**Chart and figure data:**
---------------

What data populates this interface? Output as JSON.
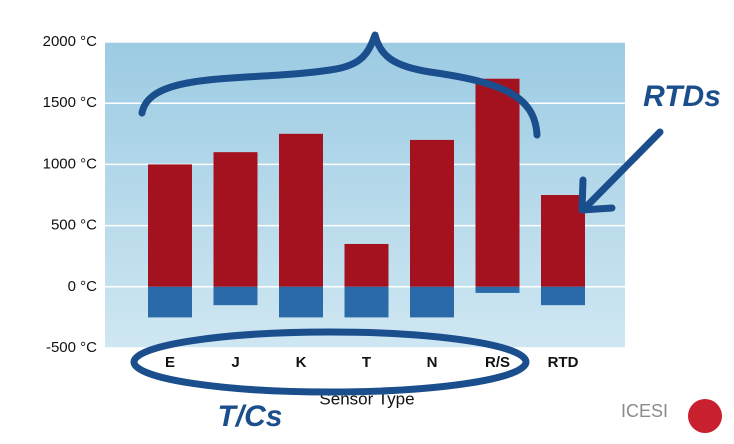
{
  "chart_data": {
    "type": "range_bar",
    "categories": [
      "E",
      "J",
      "K",
      "T",
      "N",
      "R/S",
      "RTD"
    ],
    "series": [
      {
        "color": "#a3121e",
        "values": [
          1000,
          1100,
          1250,
          350,
          1200,
          1700,
          750
        ]
      },
      {
        "color": "#2b6aa8",
        "values": [
          -250,
          -150,
          -250,
          -250,
          -250,
          -50,
          -150
        ]
      }
    ],
    "x_label": "Sensor Type",
    "ylim": [
      -500,
      2000
    ],
    "yticks": [
      {
        "value": -500,
        "label": "-500 °C"
      },
      {
        "value": 0,
        "label": "0 °C"
      },
      {
        "value": 500,
        "label": "500 °C"
      },
      {
        "value": 1000,
        "label": "1000 °C"
      },
      {
        "value": 1500,
        "label": "1500 °C"
      },
      {
        "value": 2000,
        "label": "2000 °C"
      }
    ],
    "grid": true,
    "annotations": [
      "RTDs",
      "T/Cs",
      "ICESI"
    ]
  }
}
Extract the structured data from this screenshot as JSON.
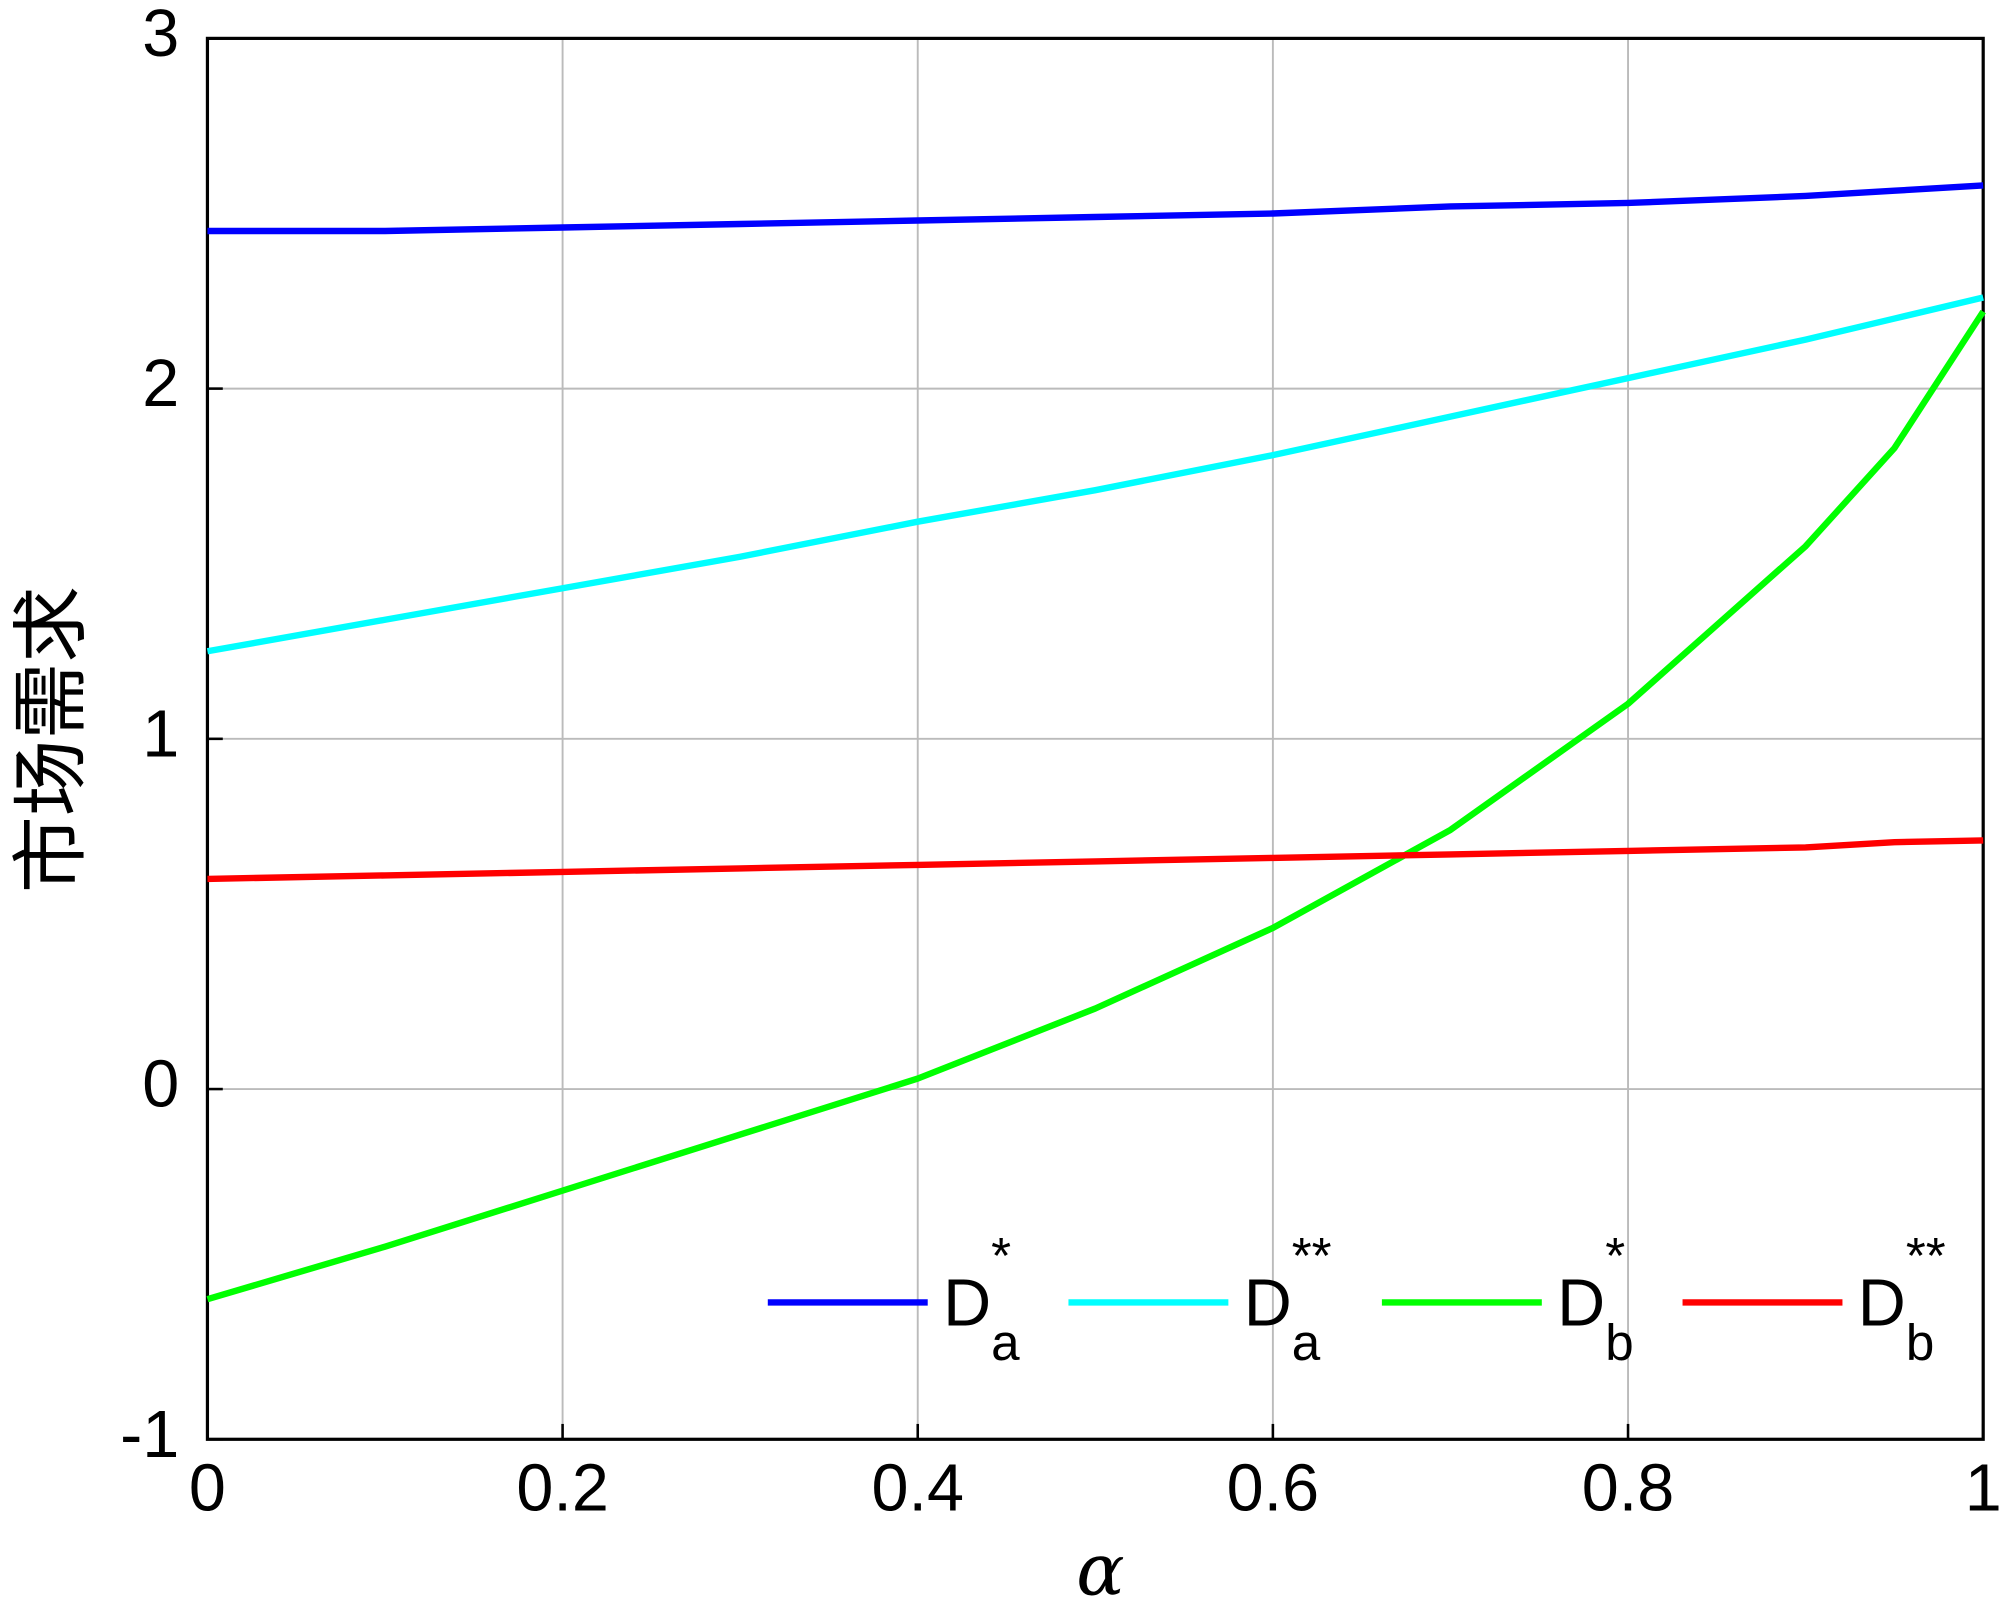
{
  "chart_data": {
    "type": "line",
    "x": [
      0,
      0.1,
      0.2,
      0.3,
      0.4,
      0.5,
      0.6,
      0.7,
      0.8,
      0.9,
      0.95,
      1
    ],
    "series": [
      {
        "name": "D",
        "subscript": "a",
        "superscript": "*",
        "color": "#0000ff",
        "values": [
          2.45,
          2.45,
          2.46,
          2.47,
          2.48,
          2.49,
          2.5,
          2.52,
          2.53,
          2.55,
          2.565,
          2.58
        ]
      },
      {
        "name": "D",
        "subscript": "a",
        "superscript": "**",
        "color": "#00ffff",
        "values": [
          1.25,
          1.34,
          1.43,
          1.52,
          1.62,
          1.71,
          1.81,
          1.92,
          2.03,
          2.14,
          2.2,
          2.26
        ]
      },
      {
        "name": "D",
        "subscript": "b",
        "superscript": "*",
        "color": "#00ff00",
        "values": [
          -0.6,
          -0.45,
          -0.29,
          -0.13,
          0.03,
          0.23,
          0.46,
          0.74,
          1.1,
          1.55,
          1.83,
          2.22
        ]
      },
      {
        "name": "D",
        "subscript": "b",
        "superscript": "**",
        "color": "#ff0000",
        "values": [
          0.6,
          0.61,
          0.62,
          0.63,
          0.64,
          0.65,
          0.66,
          0.67,
          0.68,
          0.69,
          0.705,
          0.71
        ]
      }
    ],
    "x_label": "α",
    "y_label": "市场需求",
    "xlim": [
      0,
      1
    ],
    "xticks": [
      0,
      0.2,
      0.4,
      0.6,
      0.8,
      1
    ],
    "ylim": [
      -1,
      3
    ],
    "yticks": [
      -1,
      0,
      1,
      2,
      3
    ],
    "grid": true,
    "legend": "lower right"
  }
}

---------------

Copy and report every line where the word "JSON" is present.

**THE RESPONSE:**
What data populates this interface? Output as JSON.
Extract the structured data from this screenshot as JSON.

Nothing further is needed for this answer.